(INSTRUCTIONS TO FOLLOW): Retype each line of the material exactly, please, skipping any picture in it.

Excerpts from a figure dataset
** Begin **

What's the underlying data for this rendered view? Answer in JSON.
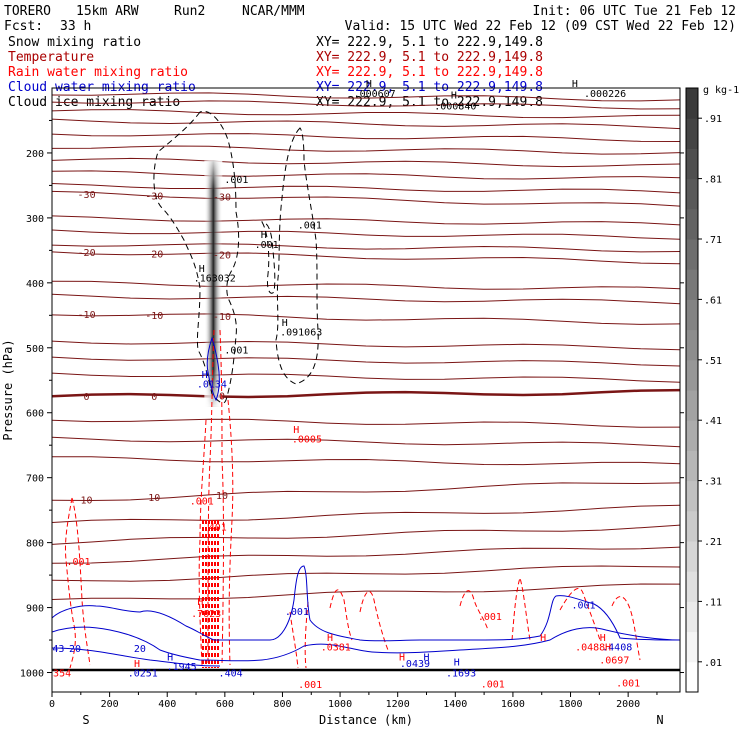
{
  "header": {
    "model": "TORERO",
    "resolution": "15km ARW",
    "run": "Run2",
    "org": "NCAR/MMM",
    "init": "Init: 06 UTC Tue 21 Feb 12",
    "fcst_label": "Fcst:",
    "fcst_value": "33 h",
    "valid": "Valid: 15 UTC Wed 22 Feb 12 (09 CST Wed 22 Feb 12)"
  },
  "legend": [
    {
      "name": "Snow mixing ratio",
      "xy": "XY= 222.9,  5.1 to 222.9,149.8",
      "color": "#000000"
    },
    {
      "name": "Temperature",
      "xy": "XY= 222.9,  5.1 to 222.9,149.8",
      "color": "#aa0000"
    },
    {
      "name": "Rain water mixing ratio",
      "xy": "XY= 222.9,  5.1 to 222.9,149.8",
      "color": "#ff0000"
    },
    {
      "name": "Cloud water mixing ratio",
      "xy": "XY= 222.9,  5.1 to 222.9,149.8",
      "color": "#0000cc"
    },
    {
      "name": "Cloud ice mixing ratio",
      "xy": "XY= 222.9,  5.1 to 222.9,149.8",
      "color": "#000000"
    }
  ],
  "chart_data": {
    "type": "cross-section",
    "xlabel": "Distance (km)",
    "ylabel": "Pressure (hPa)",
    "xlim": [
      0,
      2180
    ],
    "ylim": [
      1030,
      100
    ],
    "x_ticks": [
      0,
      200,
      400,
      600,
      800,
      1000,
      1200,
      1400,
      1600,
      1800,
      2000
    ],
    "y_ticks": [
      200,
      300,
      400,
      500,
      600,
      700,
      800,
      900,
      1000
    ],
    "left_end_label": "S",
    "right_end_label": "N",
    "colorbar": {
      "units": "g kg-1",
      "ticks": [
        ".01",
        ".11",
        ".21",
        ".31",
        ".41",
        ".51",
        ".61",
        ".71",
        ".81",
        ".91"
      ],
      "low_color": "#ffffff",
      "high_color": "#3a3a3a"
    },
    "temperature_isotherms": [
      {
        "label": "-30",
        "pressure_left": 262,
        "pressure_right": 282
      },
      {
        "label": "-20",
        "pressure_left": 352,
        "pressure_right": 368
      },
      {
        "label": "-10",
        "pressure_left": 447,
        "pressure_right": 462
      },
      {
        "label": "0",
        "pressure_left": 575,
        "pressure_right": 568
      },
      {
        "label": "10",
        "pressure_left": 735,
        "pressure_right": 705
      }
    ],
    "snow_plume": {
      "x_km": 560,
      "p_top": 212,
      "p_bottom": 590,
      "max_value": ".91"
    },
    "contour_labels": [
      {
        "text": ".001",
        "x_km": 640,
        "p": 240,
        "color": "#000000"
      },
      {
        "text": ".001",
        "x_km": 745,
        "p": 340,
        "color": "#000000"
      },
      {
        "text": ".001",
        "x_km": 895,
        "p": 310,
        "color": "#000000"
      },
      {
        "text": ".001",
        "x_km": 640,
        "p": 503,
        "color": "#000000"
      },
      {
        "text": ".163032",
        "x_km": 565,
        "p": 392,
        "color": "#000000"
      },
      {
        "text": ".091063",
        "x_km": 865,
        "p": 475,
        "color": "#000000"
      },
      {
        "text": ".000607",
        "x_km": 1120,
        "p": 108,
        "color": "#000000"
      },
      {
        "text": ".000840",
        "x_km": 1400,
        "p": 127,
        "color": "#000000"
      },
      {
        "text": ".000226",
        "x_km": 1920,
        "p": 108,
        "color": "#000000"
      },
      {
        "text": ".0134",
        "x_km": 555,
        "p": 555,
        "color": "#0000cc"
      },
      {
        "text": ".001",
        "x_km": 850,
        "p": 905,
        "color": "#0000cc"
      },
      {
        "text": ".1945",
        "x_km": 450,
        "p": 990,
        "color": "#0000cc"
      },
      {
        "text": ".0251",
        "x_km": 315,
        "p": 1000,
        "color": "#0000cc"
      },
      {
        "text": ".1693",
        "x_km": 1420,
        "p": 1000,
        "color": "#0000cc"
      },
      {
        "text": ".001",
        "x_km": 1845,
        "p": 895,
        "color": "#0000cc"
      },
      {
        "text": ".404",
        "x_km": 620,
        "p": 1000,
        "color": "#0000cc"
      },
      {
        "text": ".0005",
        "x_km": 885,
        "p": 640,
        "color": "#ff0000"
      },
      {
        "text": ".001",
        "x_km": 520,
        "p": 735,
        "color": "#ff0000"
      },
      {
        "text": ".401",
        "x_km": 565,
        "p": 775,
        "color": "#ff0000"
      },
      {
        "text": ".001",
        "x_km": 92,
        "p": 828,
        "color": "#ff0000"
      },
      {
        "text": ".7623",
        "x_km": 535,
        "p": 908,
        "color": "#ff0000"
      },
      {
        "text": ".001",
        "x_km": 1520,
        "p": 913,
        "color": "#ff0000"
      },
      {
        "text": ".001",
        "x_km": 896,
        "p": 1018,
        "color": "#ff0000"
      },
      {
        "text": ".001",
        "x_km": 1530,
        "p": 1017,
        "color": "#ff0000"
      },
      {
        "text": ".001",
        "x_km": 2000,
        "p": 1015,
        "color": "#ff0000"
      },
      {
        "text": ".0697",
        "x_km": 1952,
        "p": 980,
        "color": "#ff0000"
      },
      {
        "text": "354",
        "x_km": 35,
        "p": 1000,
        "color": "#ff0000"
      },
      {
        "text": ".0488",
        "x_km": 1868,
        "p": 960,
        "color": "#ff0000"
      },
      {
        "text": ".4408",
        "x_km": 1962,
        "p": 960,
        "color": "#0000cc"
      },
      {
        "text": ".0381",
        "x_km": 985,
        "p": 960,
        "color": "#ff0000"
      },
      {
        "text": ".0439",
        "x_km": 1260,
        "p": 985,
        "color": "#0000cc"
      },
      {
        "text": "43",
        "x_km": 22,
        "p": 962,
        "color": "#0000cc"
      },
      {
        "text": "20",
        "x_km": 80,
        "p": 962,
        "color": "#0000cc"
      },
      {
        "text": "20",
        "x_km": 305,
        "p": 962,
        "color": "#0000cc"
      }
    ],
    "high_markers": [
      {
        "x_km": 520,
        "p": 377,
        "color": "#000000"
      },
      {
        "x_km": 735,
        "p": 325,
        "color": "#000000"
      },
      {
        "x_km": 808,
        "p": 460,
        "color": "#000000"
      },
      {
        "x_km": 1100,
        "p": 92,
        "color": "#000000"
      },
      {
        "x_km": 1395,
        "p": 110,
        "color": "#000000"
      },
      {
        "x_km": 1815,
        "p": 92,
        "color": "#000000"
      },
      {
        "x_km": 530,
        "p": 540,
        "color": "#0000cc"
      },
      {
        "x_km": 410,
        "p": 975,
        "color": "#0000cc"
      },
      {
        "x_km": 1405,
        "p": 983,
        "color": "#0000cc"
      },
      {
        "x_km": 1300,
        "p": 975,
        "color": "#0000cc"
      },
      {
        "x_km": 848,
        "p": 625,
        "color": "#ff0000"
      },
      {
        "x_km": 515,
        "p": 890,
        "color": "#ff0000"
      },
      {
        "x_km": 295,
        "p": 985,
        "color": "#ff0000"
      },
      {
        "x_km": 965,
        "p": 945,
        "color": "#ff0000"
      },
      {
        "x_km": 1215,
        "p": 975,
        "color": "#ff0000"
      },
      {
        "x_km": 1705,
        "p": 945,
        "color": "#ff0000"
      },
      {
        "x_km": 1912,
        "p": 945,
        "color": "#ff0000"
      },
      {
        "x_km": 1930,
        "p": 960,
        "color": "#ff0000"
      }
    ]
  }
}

** End **

(ANSWER TO THIS EXERCISE):
What's the underlying data for this rendered view? Answer in JSON.
{
  "header": {
    "model": "TORERO",
    "resolution": "15km ARW",
    "run": "Run2",
    "org": "NCAR/MMM",
    "init": "Init: 06 UTC Tue 21 Feb 12",
    "fcst_label": "Fcst:",
    "fcst_value": "33 h",
    "valid": "Valid: 15 UTC Wed 22 Feb 12 (09 CST Wed 22 Feb 12)"
  },
  "legend": [
    {
      "name": "Snow mixing ratio",
      "xy": "XY= 222.9,  5.1 to 222.9,149.8",
      "color": "#000000"
    },
    {
      "name": "Temperature",
      "xy": "XY= 222.9,  5.1 to 222.9,149.8",
      "color": "#aa0000"
    },
    {
      "name": "Rain water mixing ratio",
      "xy": "XY= 222.9,  5.1 to 222.9,149.8",
      "color": "#ff0000"
    },
    {
      "name": "Cloud water mixing ratio",
      "xy": "XY= 222.9,  5.1 to 222.9,149.8",
      "color": "#0000cc"
    },
    {
      "name": "Cloud ice mixing ratio",
      "xy": "XY= 222.9,  5.1 to 222.9,149.8",
      "color": "#000000"
    }
  ],
  "chart_data": {
    "type": "cross-section",
    "xlabel": "Distance (km)",
    "ylabel": "Pressure (hPa)",
    "xlim": [
      0,
      2180
    ],
    "ylim": [
      1030,
      100
    ],
    "x_ticks": [
      0,
      200,
      400,
      600,
      800,
      1000,
      1200,
      1400,
      1600,
      1800,
      2000
    ],
    "y_ticks": [
      200,
      300,
      400,
      500,
      600,
      700,
      800,
      900,
      1000
    ],
    "left_end_label": "S",
    "right_end_label": "N",
    "colorbar": {
      "units": "g kg-1",
      "ticks": [
        ".01",
        ".11",
        ".21",
        ".31",
        ".41",
        ".51",
        ".61",
        ".71",
        ".81",
        ".91"
      ],
      "low_color": "#ffffff",
      "high_color": "#3a3a3a"
    },
    "temperature_isotherms": [
      {
        "label": "-30",
        "pressure_left": 262,
        "pressure_right": 282
      },
      {
        "label": "-20",
        "pressure_left": 352,
        "pressure_right": 368
      },
      {
        "label": "-10",
        "pressure_left": 447,
        "pressure_right": 462
      },
      {
        "label": "0",
        "pressure_left": 575,
        "pressure_right": 568
      },
      {
        "label": "10",
        "pressure_left": 735,
        "pressure_right": 705
      }
    ],
    "snow_plume": {
      "x_km": 560,
      "p_top": 212,
      "p_bottom": 590,
      "max_value": ".91"
    },
    "contour_labels": [
      {
        "text": ".001",
        "x_km": 640,
        "p": 240,
        "color": "#000000"
      },
      {
        "text": ".001",
        "x_km": 745,
        "p": 340,
        "color": "#000000"
      },
      {
        "text": ".001",
        "x_km": 895,
        "p": 310,
        "color": "#000000"
      },
      {
        "text": ".001",
        "x_km": 640,
        "p": 503,
        "color": "#000000"
      },
      {
        "text": ".163032",
        "x_km": 565,
        "p": 392,
        "color": "#000000"
      },
      {
        "text": ".091063",
        "x_km": 865,
        "p": 475,
        "color": "#000000"
      },
      {
        "text": ".000607",
        "x_km": 1120,
        "p": 108,
        "color": "#000000"
      },
      {
        "text": ".000840",
        "x_km": 1400,
        "p": 127,
        "color": "#000000"
      },
      {
        "text": ".000226",
        "x_km": 1920,
        "p": 108,
        "color": "#000000"
      },
      {
        "text": ".0134",
        "x_km": 555,
        "p": 555,
        "color": "#0000cc"
      },
      {
        "text": ".001",
        "x_km": 850,
        "p": 905,
        "color": "#0000cc"
      },
      {
        "text": ".1945",
        "x_km": 450,
        "p": 990,
        "color": "#0000cc"
      },
      {
        "text": ".0251",
        "x_km": 315,
        "p": 1000,
        "color": "#0000cc"
      },
      {
        "text": ".1693",
        "x_km": 1420,
        "p": 1000,
        "color": "#0000cc"
      },
      {
        "text": ".001",
        "x_km": 1845,
        "p": 895,
        "color": "#0000cc"
      },
      {
        "text": ".404",
        "x_km": 620,
        "p": 1000,
        "color": "#0000cc"
      },
      {
        "text": ".0005",
        "x_km": 885,
        "p": 640,
        "color": "#ff0000"
      },
      {
        "text": ".001",
        "x_km": 520,
        "p": 735,
        "color": "#ff0000"
      },
      {
        "text": ".401",
        "x_km": 565,
        "p": 775,
        "color": "#ff0000"
      },
      {
        "text": ".001",
        "x_km": 92,
        "p": 828,
        "color": "#ff0000"
      },
      {
        "text": ".7623",
        "x_km": 535,
        "p": 908,
        "color": "#ff0000"
      },
      {
        "text": ".001",
        "x_km": 1520,
        "p": 913,
        "color": "#ff0000"
      },
      {
        "text": ".001",
        "x_km": 896,
        "p": 1018,
        "color": "#ff0000"
      },
      {
        "text": ".001",
        "x_km": 1530,
        "p": 1017,
        "color": "#ff0000"
      },
      {
        "text": ".001",
        "x_km": 2000,
        "p": 1015,
        "color": "#ff0000"
      },
      {
        "text": ".0697",
        "x_km": 1952,
        "p": 980,
        "color": "#ff0000"
      },
      {
        "text": "354",
        "x_km": 35,
        "p": 1000,
        "color": "#ff0000"
      },
      {
        "text": ".0488",
        "x_km": 1868,
        "p": 960,
        "color": "#ff0000"
      },
      {
        "text": ".4408",
        "x_km": 1962,
        "p": 960,
        "color": "#0000cc"
      },
      {
        "text": ".0381",
        "x_km": 985,
        "p": 960,
        "color": "#ff0000"
      },
      {
        "text": ".0439",
        "x_km": 1260,
        "p": 985,
        "color": "#0000cc"
      },
      {
        "text": "43",
        "x_km": 22,
        "p": 962,
        "color": "#0000cc"
      },
      {
        "text": "20",
        "x_km": 80,
        "p": 962,
        "color": "#0000cc"
      },
      {
        "text": "20",
        "x_km": 305,
        "p": 962,
        "color": "#0000cc"
      }
    ],
    "high_markers": [
      {
        "x_km": 520,
        "p": 377,
        "color": "#000000"
      },
      {
        "x_km": 735,
        "p": 325,
        "color": "#000000"
      },
      {
        "x_km": 808,
        "p": 460,
        "color": "#000000"
      },
      {
        "x_km": 1100,
        "p": 92,
        "color": "#000000"
      },
      {
        "x_km": 1395,
        "p": 110,
        "color": "#000000"
      },
      {
        "x_km": 1815,
        "p": 92,
        "color": "#000000"
      },
      {
        "x_km": 530,
        "p": 540,
        "color": "#0000cc"
      },
      {
        "x_km": 410,
        "p": 975,
        "color": "#0000cc"
      },
      {
        "x_km": 1405,
        "p": 983,
        "color": "#0000cc"
      },
      {
        "x_km": 1300,
        "p": 975,
        "color": "#0000cc"
      },
      {
        "x_km": 848,
        "p": 625,
        "color": "#ff0000"
      },
      {
        "x_km": 515,
        "p": 890,
        "color": "#ff0000"
      },
      {
        "x_km": 295,
        "p": 985,
        "color": "#ff0000"
      },
      {
        "x_km": 965,
        "p": 945,
        "color": "#ff0000"
      },
      {
        "x_km": 1215,
        "p": 975,
        "color": "#ff0000"
      },
      {
        "x_km": 1705,
        "p": 945,
        "color": "#ff0000"
      },
      {
        "x_km": 1912,
        "p": 945,
        "color": "#ff0000"
      },
      {
        "x_km": 1930,
        "p": 960,
        "color": "#ff0000"
      }
    ]
  }
}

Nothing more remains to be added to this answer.